• **Material to process**
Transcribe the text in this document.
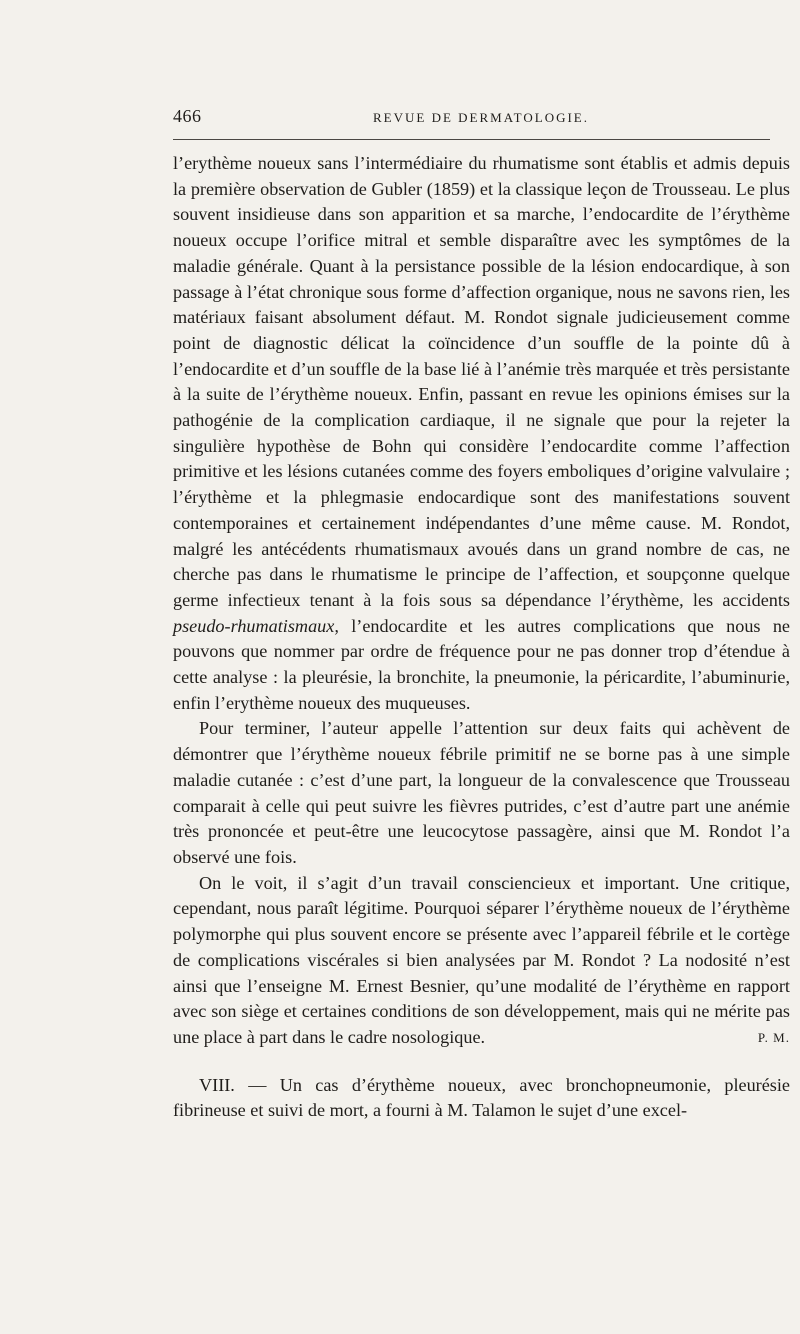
466	REVUE DE DERMATOLOGIE.

l’erythème noueux sans l’intermédiaire du rhumatisme sont établis et admis depuis la première observation de Gubler (1859) et la classique leçon de Trousseau. Le plus souvent insidieuse dans son apparition et sa marche, l’endocardite de l’érythème noueux occupe l’orifice mitral et semble disparaître avec les symptômes de la maladie générale. Quant à la persistance possible de la lésion endocardique, à son passage à l’état chronique sous forme d’affection organique, nous ne savons rien, les matériaux faisant absolument défaut. M. Rondot signale judicieusement comme point de diagnostic délicat la coïncidence d’un souffle de la pointe dû à l’endocardite et d’un souffle de la base lié à l’anémie très marquée et très persistante à la suite de l’érythème noueux. Enfin, passant en revue les opinions émises sur la pathogénie de la complication cardiaque, il ne signale que pour la rejeter la singulière hypothèse de Bohn qui considère l’endocardite comme l’affection primitive et les lésions cutanées comme des foyers emboliques d’origine valvulaire ; l’érythème et la phlegmasie endocardique sont des manifestations souvent contemporaines et certainement indépendantes d’une même cause. M. Rondot, malgré les antécédents rhumatismaux avoués dans un grand nombre de cas, ne cherche pas dans le rhumatisme le principe de l’affection, et soupçonne quelque germe infectieux tenant à la fois sous sa dépendance l’érythème, les accidents pseudo-rhumatismaux, l’endocardite et les autres complications que nous ne pouvons que nommer par ordre de fréquence pour ne pas donner trop d’étendue à cette analyse : la pleurésie, la bronchite, la pneumonie, la péricardite, l’abuminurie, enfin l’erythème noueux des muqueuses.

Pour terminer, l’auteur appelle l’attention sur deux faits qui achèvent de démontrer que l’érythème noueux fébrile primitif ne se borne pas à une simple maladie cutanée : c’est d’une part, la longueur de la convalescence que Trousseau comparait à celle qui peut suivre les fièvres putrides, c’est d’autre part une anémie très prononcée et peut-être une leucocytose passagère, ainsi que M. Rondot l’a observé une fois.

On le voit, il s’agit d’un travail consciencieux et important. Une critique, cependant, nous paraît légitime. Pourquoi séparer l’érythème noueux de l’érythème polymorphe qui plus souvent encore se présente avec l’appareil fébrile et le cortège de complications viscérales si bien analysées par M. Rondot ? La nodosité n’est ainsi que l’enseigne M. Ernest Besnier, qu’une modalité de l’érythème en rapport avec son siège et certaines conditions de son développement, mais qui ne mérite pas une place à part dans le cadre nosologique.	P. M.

VIII. — Un cas d’érythème noueux, avec bronchopneumonie, pleurésie fibrineuse et suivi de mort, a fourni à M. Talamon le sujet d’une excel-
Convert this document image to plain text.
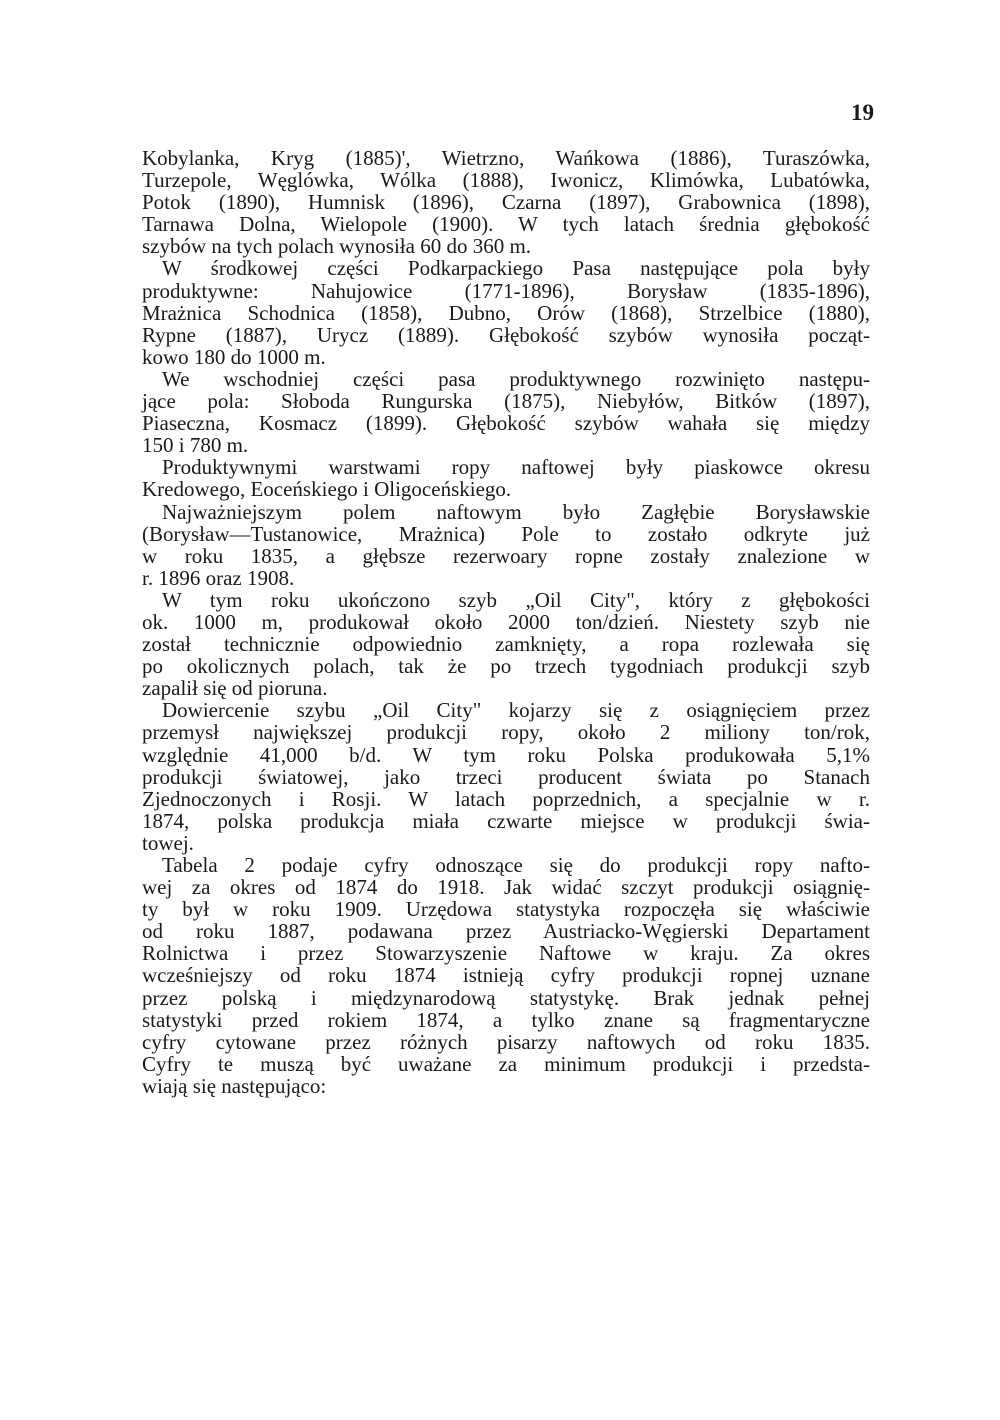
19

Kobylanka, Kryg (1885)', Wietrzno, Wańkowa (1886), Turaszówka,
Turzepole, Węglówka, Wólka (1888), Iwonicz, Klimówka, Lubatówka,
Potok (1890), Humnisk (1896), Czarna (1897), Grabownica (1898),
Tarnawa Dolna, Wielopole (1900). W tych latach średnia głębokość
szybów na tych polach wynosiła 60 do 360 m.

W środkowej części Podkarpackiego Pasa następujące pola były
produktywne: Nahujowice (1771-1896), Borysław (1835-1896),
Mrażnica Schodnica (1858), Dubno, Orów (1868), Strzelbice (1880),
Rypne (1887), Urycz (1889). Głębokość szybów wynosiła począt-
kowo 180 do 1000 m.

We wschodniej części pasa produktywnego rozwinięto następu-
jące pola: Słoboda Rungurska (1875), Niebyłów, Bitków (1897),
Piaseczna, Kosmacz (1899). Głębokość szybów wahała się między
150 i 780 m.

Produktywnymi warstwami ropy naftowej były piaskowce okresu
Kredowego, Eoceńskiego i Oligoceńskiego.

Najważniejszym polem naftowym było Zagłębie Borysławskie
(Borysław—Tustanowice, Mrażnica) Pole to zostało odkryte już
w roku 1835, a głębsze rezerwoary ropne zostały znalezione w
r. 1896 oraz 1908.

W tym roku ukończono szyb „Oil City", który z głębokości
ok. 1000 m, produkował około 2000 ton/dzień. Niestety szyb nie
został technicznie odpowiednio zamknięty, a ropa rozlewała się
po okolicznych polach, tak że po trzech tygodniach produkcji szyb
zapalił się od pioruna.

Dowiercenie szybu „Oil City" kojarzy się z osiągnięciem przez
przemysł największej produkcji ropy, około 2 miliony ton/rok,
względnie 41,000 b/d. W tym roku Polska produkowała 5,1%
produkcji światowej, jako trzeci producent świata po Stanach
Zjednoczonych i Rosji. W latach poprzednich, a specjalnie w r.
1874, polska produkcja miała czwarte miejsce w produkcji świa-
towej.

Tabela 2 podaje cyfry odnoszące się do produkcji ropy nafto-
wej za okres od 1874 do 1918. Jak widać szczyt produkcji osiągnię-
ty był w roku 1909. Urzędowa statystyka rozpoczęła się właściwie
od roku 1887, podawana przez Austriacko-Węgierski Departament
Rolnictwa i przez Stowarzyszenie Naftowe w kraju. Za okres
wcześniejszy od roku 1874 istnieją cyfry produkcji ropnej uznane
przez polską i międzynarodową statystykę. Brak jednak pełnej
statystyki przed rokiem 1874, a tylko znane są fragmentaryczne
cyfry cytowane przez różnych pisarzy naftowych od roku 1835.
Cyfry te muszą być uważane za minimum produkcji i przedsta-
wiają się następująco:
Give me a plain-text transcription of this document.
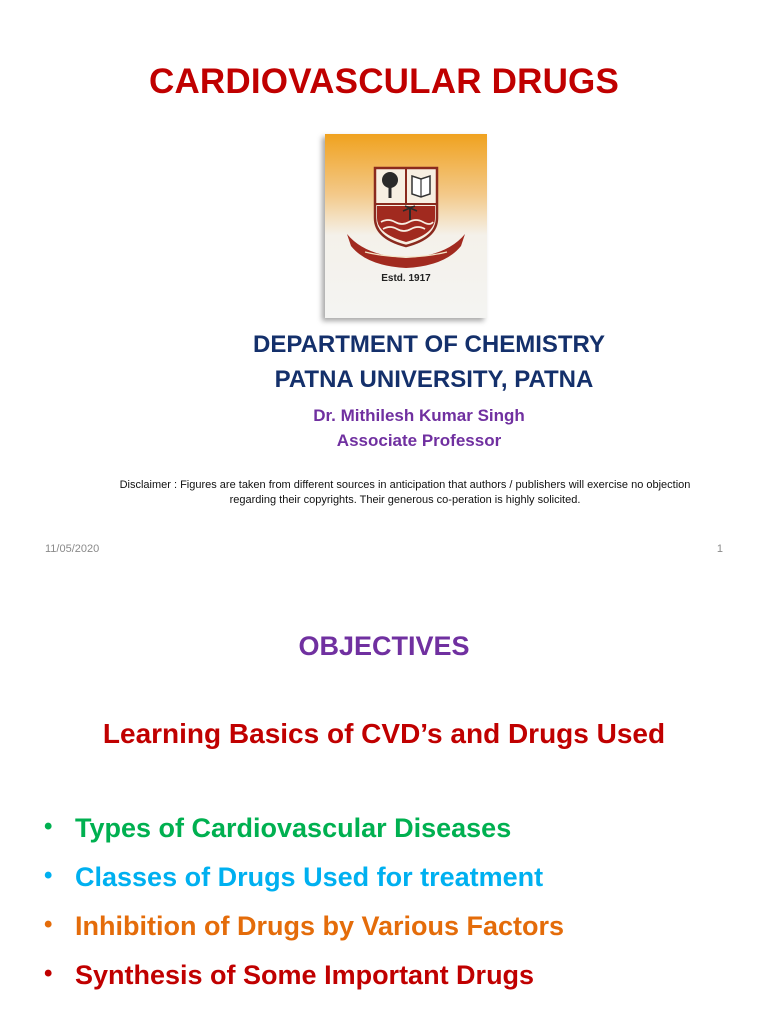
CARDIOVASCULAR DRUGS
Estd. 1917
DEPARTMENT OF CHEMISTRY
PATNA UNIVERSITY, PATNA
Dr. Mithilesh Kumar Singh
Associate Professor
Disclaimer : Figures are taken from different sources in anticipation that authors / publishers will exercise no objection
regarding their copyrights. Their generous co-peration is highly solicited.
11/05/2020	1
OBJECTIVES
Learning Basics of CVD’s and Drugs Used
• Types of Cardiovascular Diseases
• Classes of Drugs Used for treatment
• Inhibition of Drugs by Various Factors
• Synthesis of Some Important Drugs
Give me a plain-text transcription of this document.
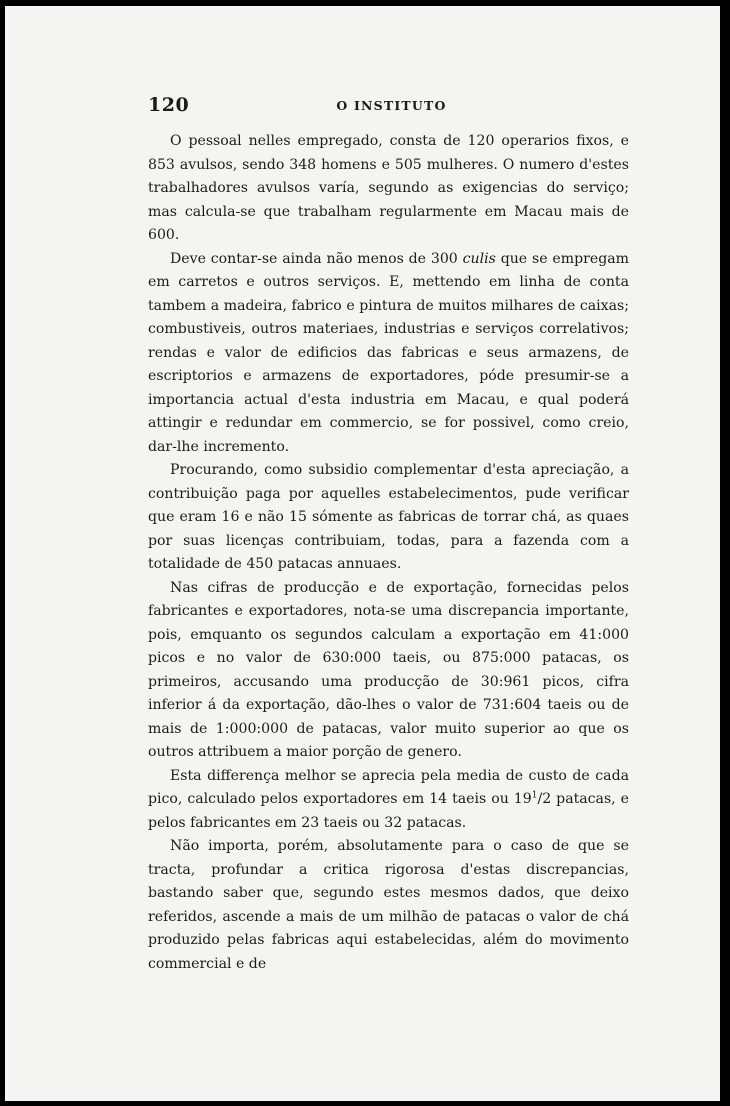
120	O INSTITUTO

O pessoal nelles empregado, consta de 120 operarios fixos, e 853 avulsos, sendo 348 homens e 505 mulheres. O numero d'estes trabalhadores avulsos varía, segundo as exigencias do serviço; mas calcula-se que trabalham regularmente em Macau mais de 600.

Deve contar-se ainda não menos de 300 culis que se empregam em carretos e outros serviços. E, mettendo em linha de conta tambem a madeira, fabrico e pintura de muitos milhares de caixas; combustiveis, outros materiaes, industrias e serviços correlativos; rendas e valor de edificios das fabricas e seus armazens, de escriptorios e armazens de exportadores, póde presumir-se a importancia actual d'esta industria em Macau, e qual poderá attingir e redundar em commercio, se for possivel, como creio, dar-lhe incremento.

Procurando, como subsidio complementar d'esta apreciação, a contribuição paga por aquelles estabelecimentos, pude verificar que eram 16 e não 15 sómente as fabricas de torrar chá, as quaes por suas licenças contribuiam, todas, para a fazenda com a totalidade de 450 patacas annuaes.

Nas cifras de producção e de exportação, fornecidas pelos fabricantes e exportadores, nota-se uma discrepancia importante, pois, emquanto os segundos calculam a exportação em 41:000 picos e no valor de 630:000 taeis, ou 875:000 patacas, os primeiros, accusando uma producção de 30:961 picos, cifra inferior á da exportação, dão-lhes o valor de 731:604 taeis ou de mais de 1:000:000 de patacas, valor muito superior ao que os outros attribuem a maior porção de genero.

Esta differença melhor se aprecia pela media de custo de cada pico, calculado pelos exportadores em 14 taeis ou $19^1/2$ patacas, e pelos fabricantes em 23 taeis ou 32 patacas.

Não importa, porém, absolutamente para o caso de que se tracta, profundar a critica rigorosa d'estas discrepancias, bastando saber que, segundo estes mesmos dados, que deixo referidos, ascende a mais de um milhão de patacas o valor de chá produzido pelas fabricas aqui estabelecidas, além do movimento commercial e de
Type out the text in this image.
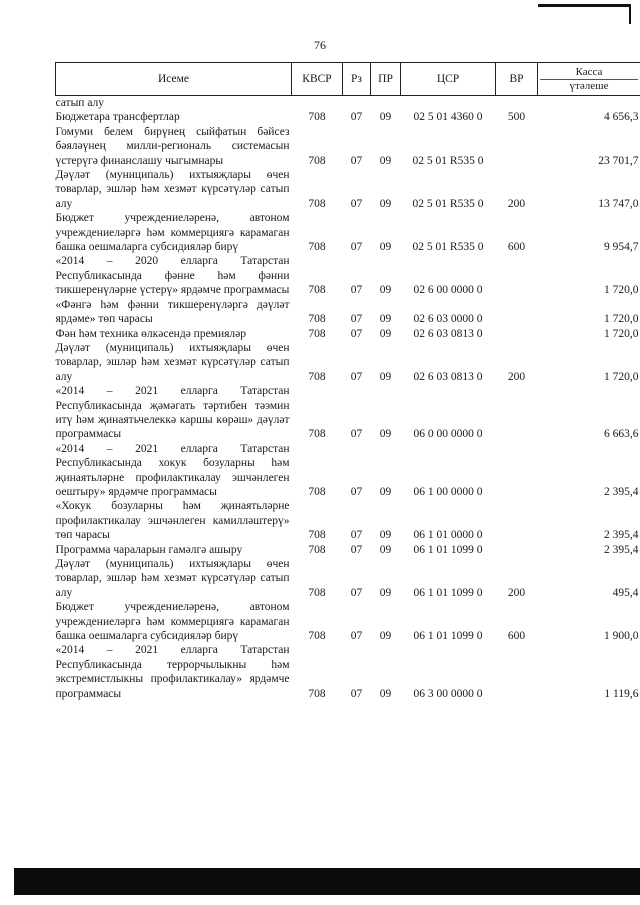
76
Исеме	КВСР	Рз	ПР	ЦСР	ВР	Касса
үтәлеше

сатып алу						
Бюджетара трансфертлар	708	07	09	02 5 01 4360 0	500	4 656,3
Гомуми белем бирүнең сыйфатын бәйсез бәяләүнең милли-региональ системасын үстерүгә финанслашу чыгымнары	708	07	09	02 5 01 R535 0		23 701,7
Дәүләт (муниципаль) ихтыяҗлары өчен товарлар, эшләр һәм хезмәт күрсәтүләр сатып алу	708	07	09	02 5 01 R535 0	200	13 747,0
Бюджет учреждениеләренә, автоном учреждениеләргә һәм коммерциягә карамаган башка оешмаларга субсидияләр бирү	708	07	09	02 5 01 R535 0	600	9 954,7
«2014 – 2020 елларга Татарстан Республикасында фәнне һәм фәнни тикшеренүләрне үстерү» ярдәмче программасы	708	07	09	02 6 00 0000 0		1 720,0
«Фәнгә һәм фәнни тикшеренүләргә дәүләт ярдәме» төп чарасы	708	07	09	02 6 03 0000 0		1 720,0
Фән һәм техника өлкәсендә премияләр	708	07	09	02 6 03 0813 0		1 720,0
Дәүләт (муниципаль) ихтыяҗлары өчен товарлар, эшләр һәм хезмәт күрсәтүләр сатып алу	708	07	09	02 6 03 0813 0	200	1 720,0
«2014 – 2021 елларга Татарстан Республикасында җәмәгать тәртибен тәэмин итү һәм җинаятьчелеккә каршы көрәш» дәүләт программасы	708	07	09	06 0 00 0000 0		6 663,6
«2014 – 2021 елларга Татарстан Республикасында хокук бозуларны һәм җинаятьләрне профилактикалау эшчәнлеген оештыру» ярдәмче программасы	708	07	09	06 1 00 0000 0		2 395,4
«Хокук бозуларны һәм җинаятьләрне профилактикалау эшчәнлеген камилләштерү» төп чарасы	708	07	09	06 1 01 0000 0		2 395,4
Программа чараларын гамәлгә ашыру	708	07	09	06 1 01 1099 0		2 395,4
Дәүләт (муниципаль) ихтыяҗлары өчен товарлар, эшләр һәм хезмәт күрсәтүләр сатып алу	708	07	09	06 1 01 1099 0	200	495,4
Бюджет учреждениеләренә, автоном учреждениеләргә һәм коммерциягә карамаган башка оешмаларга субсидияләр бирү	708	07	09	06 1 01 1099 0	600	1 900,0
«2014 – 2021 елларга Татарстан Республикасында террорчылыкны һәм экстремистлыкны профилактикалау» ярдәмче программасы	708	07	09	06 3 00 0000 0		1 119,6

• **Exercise instructions**
Report how many lines in the entries hold the string "өчен". Nothing but the number is wanted.

• **Right answer**
3